[What you need to do] Look through the data and write out every line with the word "Science" in it.

[Exercise inputs]
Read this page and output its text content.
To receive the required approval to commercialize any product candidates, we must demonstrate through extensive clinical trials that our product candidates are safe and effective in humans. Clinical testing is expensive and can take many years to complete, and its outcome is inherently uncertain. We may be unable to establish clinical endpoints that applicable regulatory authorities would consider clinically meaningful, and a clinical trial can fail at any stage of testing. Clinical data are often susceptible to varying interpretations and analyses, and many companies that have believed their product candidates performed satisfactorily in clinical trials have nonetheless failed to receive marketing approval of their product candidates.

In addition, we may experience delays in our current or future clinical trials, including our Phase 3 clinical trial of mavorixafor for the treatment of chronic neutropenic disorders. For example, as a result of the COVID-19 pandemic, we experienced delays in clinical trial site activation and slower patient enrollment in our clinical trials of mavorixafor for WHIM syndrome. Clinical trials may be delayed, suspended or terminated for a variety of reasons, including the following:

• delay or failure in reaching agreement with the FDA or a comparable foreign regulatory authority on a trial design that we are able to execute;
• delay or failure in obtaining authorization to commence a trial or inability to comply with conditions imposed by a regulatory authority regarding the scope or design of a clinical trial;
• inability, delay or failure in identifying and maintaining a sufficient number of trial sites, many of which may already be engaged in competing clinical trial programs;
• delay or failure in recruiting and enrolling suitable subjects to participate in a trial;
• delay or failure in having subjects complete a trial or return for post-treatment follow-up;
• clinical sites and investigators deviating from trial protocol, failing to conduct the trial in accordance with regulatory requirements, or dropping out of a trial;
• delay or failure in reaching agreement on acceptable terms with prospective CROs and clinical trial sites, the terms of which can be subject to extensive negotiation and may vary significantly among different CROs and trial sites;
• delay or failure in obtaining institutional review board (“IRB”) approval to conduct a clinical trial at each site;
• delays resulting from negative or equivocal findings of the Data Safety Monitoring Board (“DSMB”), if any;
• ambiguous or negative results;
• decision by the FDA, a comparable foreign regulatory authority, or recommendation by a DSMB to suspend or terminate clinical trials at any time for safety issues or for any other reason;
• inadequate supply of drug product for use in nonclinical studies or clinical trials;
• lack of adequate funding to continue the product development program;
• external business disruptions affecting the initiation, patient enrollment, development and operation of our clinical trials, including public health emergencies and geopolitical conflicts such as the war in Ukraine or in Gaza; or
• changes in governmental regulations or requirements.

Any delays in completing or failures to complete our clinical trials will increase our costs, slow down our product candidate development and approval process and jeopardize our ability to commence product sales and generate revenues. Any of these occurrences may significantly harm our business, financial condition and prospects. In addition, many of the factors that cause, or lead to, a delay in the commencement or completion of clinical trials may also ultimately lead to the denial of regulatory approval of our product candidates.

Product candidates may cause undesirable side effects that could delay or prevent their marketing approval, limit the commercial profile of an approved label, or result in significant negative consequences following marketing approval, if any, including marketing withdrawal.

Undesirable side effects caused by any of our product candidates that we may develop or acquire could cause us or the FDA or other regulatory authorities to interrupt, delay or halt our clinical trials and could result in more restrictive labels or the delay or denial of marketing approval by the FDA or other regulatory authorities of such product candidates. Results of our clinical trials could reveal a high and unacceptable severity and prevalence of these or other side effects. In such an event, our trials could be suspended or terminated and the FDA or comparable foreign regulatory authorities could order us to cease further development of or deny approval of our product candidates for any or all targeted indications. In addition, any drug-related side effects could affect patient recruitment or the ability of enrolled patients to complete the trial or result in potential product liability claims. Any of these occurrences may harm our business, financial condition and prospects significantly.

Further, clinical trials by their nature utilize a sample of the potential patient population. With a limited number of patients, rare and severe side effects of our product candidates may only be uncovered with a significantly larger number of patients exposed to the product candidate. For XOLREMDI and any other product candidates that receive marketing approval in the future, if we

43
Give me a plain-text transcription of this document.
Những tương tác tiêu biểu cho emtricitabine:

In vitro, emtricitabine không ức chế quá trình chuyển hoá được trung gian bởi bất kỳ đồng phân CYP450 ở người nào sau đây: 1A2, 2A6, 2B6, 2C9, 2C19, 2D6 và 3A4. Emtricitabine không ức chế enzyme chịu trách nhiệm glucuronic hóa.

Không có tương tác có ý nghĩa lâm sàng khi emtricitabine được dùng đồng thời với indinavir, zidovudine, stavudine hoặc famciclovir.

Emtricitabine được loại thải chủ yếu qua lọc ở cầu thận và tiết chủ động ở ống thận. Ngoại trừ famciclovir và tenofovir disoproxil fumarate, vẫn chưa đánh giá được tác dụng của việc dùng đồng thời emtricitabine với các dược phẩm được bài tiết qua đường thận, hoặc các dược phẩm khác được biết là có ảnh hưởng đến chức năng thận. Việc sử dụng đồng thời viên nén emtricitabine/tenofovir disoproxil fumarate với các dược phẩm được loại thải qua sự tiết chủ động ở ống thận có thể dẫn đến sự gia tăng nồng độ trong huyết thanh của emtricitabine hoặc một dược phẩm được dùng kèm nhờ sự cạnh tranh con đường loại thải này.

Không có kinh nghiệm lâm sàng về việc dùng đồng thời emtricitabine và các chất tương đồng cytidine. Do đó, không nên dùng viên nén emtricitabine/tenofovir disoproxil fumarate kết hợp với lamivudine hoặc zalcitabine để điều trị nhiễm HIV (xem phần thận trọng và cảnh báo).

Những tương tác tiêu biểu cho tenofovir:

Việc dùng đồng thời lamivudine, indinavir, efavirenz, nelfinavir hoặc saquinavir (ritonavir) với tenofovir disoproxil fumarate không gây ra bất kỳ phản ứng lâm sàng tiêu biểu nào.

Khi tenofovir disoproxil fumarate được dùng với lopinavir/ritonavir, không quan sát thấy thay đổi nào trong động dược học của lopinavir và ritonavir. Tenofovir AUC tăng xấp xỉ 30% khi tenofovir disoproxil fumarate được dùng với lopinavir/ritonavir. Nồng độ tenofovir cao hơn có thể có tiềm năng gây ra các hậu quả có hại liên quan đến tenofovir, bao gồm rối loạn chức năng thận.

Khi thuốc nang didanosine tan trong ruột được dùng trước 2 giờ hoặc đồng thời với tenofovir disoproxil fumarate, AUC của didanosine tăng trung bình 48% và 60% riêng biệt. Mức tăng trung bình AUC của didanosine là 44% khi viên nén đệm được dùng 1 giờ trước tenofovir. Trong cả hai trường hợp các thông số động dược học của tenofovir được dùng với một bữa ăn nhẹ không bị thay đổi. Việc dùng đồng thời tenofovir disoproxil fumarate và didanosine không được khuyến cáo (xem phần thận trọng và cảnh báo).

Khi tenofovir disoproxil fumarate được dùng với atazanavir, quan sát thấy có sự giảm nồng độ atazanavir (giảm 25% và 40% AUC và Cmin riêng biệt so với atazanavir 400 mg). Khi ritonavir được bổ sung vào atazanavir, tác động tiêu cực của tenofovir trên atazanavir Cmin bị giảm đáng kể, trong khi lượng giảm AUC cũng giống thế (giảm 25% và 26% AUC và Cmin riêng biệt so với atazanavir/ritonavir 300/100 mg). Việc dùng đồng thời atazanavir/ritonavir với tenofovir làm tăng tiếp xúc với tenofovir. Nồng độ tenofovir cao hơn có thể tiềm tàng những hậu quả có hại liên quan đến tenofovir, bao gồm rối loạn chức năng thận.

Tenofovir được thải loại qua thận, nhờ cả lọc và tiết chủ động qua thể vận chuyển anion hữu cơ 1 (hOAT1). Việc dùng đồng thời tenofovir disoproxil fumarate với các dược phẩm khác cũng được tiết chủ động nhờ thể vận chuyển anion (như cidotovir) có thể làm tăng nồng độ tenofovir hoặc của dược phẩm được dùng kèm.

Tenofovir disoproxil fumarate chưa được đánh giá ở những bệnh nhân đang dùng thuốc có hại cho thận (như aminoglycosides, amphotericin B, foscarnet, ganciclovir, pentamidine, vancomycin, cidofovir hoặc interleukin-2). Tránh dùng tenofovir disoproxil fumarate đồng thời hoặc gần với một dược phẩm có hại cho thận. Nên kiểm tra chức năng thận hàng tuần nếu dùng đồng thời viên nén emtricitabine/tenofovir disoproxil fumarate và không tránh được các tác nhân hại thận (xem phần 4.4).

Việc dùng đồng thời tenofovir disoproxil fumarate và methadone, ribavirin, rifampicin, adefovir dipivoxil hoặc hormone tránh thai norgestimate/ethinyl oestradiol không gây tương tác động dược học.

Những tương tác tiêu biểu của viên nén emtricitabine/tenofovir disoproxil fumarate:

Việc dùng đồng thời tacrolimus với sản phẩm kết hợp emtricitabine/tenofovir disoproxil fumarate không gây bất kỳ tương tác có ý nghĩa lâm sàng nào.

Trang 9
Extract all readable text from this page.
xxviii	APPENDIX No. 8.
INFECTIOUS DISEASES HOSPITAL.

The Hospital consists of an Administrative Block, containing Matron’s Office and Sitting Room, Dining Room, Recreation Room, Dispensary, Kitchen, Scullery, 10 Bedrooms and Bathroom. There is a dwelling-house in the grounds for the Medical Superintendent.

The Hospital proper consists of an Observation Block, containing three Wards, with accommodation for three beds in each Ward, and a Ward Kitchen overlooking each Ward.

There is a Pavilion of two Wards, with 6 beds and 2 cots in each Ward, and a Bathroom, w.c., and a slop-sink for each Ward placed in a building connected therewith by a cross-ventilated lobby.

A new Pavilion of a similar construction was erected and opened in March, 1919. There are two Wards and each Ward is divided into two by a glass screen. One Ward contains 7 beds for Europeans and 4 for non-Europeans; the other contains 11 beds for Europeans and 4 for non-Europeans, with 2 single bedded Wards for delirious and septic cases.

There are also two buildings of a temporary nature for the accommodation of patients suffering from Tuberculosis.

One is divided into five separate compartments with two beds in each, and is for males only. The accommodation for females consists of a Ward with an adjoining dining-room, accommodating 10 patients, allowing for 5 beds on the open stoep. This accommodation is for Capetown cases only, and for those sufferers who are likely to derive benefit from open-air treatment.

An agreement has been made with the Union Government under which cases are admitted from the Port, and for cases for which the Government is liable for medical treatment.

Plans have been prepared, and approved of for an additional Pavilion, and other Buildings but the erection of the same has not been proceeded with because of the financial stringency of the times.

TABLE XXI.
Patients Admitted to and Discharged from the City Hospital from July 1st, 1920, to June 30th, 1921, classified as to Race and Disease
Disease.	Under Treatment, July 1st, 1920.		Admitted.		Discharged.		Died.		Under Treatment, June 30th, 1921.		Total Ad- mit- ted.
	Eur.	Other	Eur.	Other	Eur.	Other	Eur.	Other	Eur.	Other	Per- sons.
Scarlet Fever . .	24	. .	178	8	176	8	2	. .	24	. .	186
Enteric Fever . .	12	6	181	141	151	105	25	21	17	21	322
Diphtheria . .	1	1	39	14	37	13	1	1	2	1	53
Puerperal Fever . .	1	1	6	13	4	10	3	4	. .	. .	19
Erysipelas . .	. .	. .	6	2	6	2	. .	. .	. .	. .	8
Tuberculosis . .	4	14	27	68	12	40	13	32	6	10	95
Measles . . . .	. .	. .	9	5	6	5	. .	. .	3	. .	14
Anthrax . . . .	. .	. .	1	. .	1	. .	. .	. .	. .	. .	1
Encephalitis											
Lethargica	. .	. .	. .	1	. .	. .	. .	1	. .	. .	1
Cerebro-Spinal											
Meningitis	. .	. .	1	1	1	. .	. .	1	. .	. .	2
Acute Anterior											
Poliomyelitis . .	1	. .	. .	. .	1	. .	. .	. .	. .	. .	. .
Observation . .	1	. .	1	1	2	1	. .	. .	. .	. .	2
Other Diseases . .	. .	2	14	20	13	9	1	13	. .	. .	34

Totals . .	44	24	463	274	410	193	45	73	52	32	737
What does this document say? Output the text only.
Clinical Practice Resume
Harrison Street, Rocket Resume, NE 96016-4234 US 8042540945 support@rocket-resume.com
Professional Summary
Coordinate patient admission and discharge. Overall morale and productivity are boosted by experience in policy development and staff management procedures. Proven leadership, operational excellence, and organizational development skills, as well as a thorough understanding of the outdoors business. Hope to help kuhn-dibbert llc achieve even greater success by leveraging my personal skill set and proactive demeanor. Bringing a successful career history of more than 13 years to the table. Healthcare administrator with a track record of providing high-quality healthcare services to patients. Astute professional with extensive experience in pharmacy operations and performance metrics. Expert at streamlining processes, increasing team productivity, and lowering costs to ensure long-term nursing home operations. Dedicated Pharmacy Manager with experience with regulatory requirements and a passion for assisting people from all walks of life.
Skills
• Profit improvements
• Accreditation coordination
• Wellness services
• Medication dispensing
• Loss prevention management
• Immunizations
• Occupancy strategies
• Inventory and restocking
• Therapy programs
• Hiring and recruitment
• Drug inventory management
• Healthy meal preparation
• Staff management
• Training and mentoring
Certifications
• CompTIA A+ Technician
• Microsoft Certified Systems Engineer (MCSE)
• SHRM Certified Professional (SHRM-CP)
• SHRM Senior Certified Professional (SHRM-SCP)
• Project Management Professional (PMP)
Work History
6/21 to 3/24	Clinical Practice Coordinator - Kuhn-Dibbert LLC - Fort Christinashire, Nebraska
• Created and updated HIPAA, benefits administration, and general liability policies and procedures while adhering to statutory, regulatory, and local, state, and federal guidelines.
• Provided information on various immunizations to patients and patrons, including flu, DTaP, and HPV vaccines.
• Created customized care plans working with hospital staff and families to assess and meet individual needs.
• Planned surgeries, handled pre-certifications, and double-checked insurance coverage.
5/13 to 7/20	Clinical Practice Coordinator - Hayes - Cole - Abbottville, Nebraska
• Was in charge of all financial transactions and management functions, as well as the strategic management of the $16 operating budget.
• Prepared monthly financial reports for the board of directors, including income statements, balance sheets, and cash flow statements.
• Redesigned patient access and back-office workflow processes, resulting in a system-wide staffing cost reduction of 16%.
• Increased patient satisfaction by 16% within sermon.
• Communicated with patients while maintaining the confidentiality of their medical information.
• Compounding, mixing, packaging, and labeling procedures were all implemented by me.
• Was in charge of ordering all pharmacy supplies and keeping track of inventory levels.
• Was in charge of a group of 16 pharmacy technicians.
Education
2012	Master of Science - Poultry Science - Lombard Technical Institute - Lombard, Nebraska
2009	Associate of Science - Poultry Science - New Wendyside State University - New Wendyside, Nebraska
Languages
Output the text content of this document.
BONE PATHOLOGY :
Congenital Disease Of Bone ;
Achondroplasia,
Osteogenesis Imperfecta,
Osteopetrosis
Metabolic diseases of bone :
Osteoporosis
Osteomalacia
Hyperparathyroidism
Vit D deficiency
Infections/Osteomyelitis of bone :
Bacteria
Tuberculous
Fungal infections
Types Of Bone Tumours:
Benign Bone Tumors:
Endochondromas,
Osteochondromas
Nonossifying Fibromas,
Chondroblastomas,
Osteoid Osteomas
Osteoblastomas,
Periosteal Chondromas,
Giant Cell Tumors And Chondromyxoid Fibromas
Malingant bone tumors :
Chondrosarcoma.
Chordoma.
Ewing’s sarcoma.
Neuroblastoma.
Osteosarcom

[Output for this exercise]
2012	Master of Science - Poultry Science - Lombard Technical Institute - Lombard, Nebraska
2009	Associate of Science - Poultry Science - New Wendyside State University - New Wendyside, Nebraska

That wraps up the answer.